## Start Data for this task

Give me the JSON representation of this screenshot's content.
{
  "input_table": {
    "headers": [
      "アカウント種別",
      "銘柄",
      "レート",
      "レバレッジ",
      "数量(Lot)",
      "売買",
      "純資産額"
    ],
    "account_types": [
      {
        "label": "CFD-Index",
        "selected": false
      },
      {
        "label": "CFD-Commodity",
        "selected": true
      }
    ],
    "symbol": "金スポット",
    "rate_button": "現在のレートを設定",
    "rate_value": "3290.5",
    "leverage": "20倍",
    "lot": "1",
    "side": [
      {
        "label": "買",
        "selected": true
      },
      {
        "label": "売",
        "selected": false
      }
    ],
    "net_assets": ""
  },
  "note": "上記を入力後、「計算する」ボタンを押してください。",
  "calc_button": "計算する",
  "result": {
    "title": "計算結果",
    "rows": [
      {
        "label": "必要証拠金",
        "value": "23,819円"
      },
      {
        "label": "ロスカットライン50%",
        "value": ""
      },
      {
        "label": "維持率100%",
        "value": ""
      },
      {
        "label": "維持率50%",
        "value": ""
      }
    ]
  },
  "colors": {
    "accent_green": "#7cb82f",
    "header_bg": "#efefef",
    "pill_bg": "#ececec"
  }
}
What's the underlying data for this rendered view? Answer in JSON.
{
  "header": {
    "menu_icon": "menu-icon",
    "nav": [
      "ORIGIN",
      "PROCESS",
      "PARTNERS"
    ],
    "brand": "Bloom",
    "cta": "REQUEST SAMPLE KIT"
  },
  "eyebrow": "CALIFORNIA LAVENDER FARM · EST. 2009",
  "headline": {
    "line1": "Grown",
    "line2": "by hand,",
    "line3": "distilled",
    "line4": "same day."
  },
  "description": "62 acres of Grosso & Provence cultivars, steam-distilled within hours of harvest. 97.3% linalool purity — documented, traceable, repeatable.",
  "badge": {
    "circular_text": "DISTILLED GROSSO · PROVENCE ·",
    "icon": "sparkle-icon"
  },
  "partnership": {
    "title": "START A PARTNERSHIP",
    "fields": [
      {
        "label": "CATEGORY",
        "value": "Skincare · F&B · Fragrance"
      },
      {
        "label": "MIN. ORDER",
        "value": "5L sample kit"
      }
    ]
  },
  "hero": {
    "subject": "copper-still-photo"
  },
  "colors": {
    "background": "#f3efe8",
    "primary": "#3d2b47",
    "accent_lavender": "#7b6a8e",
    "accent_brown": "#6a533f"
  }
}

## End Data for this task
## Start Data for this task

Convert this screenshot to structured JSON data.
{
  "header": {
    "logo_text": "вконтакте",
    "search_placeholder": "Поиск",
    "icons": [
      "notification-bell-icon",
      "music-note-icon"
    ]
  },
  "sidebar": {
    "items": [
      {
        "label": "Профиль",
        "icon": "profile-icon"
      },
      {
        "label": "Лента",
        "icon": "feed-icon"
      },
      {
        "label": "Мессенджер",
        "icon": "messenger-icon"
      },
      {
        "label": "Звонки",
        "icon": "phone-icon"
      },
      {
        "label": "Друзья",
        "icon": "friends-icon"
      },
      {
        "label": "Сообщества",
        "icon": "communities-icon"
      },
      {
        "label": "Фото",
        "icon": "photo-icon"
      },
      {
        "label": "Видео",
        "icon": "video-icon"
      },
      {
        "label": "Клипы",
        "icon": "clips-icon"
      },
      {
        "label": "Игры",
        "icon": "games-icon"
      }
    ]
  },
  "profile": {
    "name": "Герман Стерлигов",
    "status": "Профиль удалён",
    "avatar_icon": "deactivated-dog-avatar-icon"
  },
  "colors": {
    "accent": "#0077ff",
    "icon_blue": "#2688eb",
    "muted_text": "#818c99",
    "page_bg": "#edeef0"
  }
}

## End Data for this task

**Task to carry out**
Look through the records and gather each line with the word "JSON".

**Exercise response**
Give me the JSON representation of this screenshot's content.
What's the underlying data for this rendered view? Answer in JSON.
Convert this screenshot to structured JSON data.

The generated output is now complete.